All of the entries should be restated word for word, but without their pictures.

-------- Records provided

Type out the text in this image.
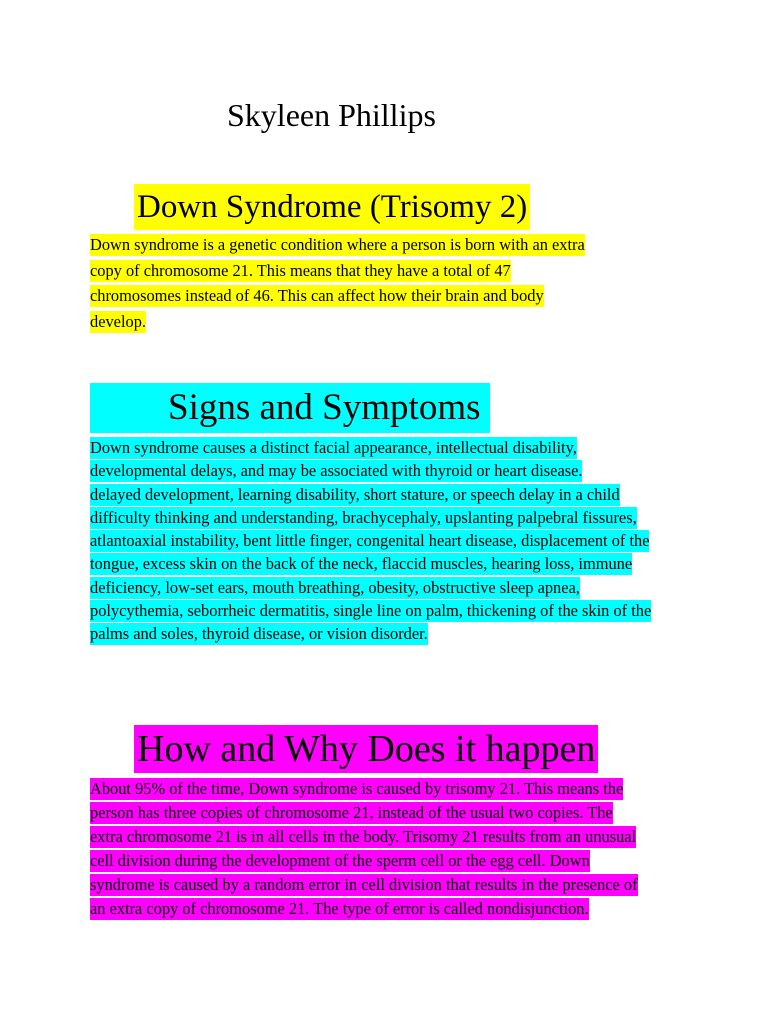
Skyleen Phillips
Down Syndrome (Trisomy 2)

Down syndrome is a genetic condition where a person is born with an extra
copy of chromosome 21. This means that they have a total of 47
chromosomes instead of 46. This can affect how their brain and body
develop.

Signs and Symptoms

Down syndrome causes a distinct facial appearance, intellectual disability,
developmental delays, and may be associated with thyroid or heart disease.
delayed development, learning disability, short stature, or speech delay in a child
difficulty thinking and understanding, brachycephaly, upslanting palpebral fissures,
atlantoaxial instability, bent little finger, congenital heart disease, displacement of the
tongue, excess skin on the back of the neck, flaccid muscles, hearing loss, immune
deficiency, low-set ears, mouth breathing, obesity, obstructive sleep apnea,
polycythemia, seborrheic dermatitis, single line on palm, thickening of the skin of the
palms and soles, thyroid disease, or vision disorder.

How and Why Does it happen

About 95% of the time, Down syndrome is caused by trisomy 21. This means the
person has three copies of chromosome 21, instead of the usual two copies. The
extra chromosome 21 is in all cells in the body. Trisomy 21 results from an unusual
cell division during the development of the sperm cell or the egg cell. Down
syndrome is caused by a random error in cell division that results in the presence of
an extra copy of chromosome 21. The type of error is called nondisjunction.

----------------

Response:
Type out the text in this image.
Skyleen Phillips
Down Syndrome (Trisomy 2)

Down syndrome is a genetic condition where a person is born with an extra
copy of chromosome 21. This means that they have a total of 47
chromosomes instead of 46. This can affect how their brain and body
develop.

Signs and Symptoms

Down syndrome causes a distinct facial appearance, intellectual disability,
developmental delays, and may be associated with thyroid or heart disease.
delayed development, learning disability, short stature, or speech delay in a child
difficulty thinking and understanding, brachycephaly, upslanting palpebral fissures,
atlantoaxial instability, bent little finger, congenital heart disease, displacement of the
tongue, excess skin on the back of the neck, flaccid muscles, hearing loss, immune
deficiency, low-set ears, mouth breathing, obesity, obstructive sleep apnea,
polycythemia, seborrheic dermatitis, single line on palm, thickening of the skin of the
palms and soles, thyroid disease, or vision disorder.

How and Why Does it happen

About 95% of the time, Down syndrome is caused by trisomy 21. This means the
person has three copies of chromosome 21, instead of the usual two copies. The
extra chromosome 21 is in all cells in the body. Trisomy 21 results from an unusual
cell division during the development of the sperm cell or the egg cell. Down
syndrome is caused by a random error in cell division that results in the presence of
an extra copy of chromosome 21. The type of error is called nondisjunction.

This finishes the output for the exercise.